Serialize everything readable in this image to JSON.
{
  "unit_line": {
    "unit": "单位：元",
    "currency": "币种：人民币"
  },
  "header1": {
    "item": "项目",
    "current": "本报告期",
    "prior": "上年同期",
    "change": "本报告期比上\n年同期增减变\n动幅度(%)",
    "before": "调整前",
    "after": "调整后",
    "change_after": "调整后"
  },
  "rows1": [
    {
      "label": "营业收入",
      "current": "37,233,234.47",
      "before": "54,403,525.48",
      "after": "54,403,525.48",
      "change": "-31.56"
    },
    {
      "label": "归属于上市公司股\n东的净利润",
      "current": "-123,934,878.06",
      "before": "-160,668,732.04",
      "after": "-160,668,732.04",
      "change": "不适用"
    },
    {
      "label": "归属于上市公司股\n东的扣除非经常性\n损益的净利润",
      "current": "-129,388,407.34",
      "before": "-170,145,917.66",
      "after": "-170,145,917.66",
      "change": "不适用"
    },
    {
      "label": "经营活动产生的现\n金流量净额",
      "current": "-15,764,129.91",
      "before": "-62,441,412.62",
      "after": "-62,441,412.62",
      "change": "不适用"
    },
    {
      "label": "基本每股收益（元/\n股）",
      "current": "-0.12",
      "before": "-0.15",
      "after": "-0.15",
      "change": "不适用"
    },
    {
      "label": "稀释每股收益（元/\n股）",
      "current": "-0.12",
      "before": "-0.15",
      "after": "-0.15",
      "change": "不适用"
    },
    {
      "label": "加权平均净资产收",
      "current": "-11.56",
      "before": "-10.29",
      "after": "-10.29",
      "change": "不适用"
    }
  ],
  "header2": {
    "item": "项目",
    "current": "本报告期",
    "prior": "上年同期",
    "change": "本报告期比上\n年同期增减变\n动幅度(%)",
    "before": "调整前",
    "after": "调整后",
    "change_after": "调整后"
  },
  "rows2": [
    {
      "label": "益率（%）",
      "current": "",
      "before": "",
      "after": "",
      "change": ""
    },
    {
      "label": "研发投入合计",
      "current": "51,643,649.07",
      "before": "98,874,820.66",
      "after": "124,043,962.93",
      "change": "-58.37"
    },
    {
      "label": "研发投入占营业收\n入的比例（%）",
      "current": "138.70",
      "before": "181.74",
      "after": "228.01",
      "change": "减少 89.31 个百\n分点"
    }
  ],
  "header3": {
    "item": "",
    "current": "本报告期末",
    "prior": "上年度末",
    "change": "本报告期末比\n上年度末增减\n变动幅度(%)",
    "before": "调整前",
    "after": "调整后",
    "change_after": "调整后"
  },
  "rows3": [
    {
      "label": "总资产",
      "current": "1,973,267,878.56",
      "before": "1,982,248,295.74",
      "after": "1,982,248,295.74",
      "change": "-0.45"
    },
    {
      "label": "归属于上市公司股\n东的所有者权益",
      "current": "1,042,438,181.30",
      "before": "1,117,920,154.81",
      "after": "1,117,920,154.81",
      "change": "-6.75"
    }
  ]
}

- _Task objective_: Identify all lines in the records above with the word "归属于上市公司股".

- _Worked solution_:
      "label": "归属于上市公司股\n东的净利润",
      "label": "归属于上市公司股\n东的扣除非经常性\n损益的净利润",
      "label": "归属于上市公司股\n东的所有者权益",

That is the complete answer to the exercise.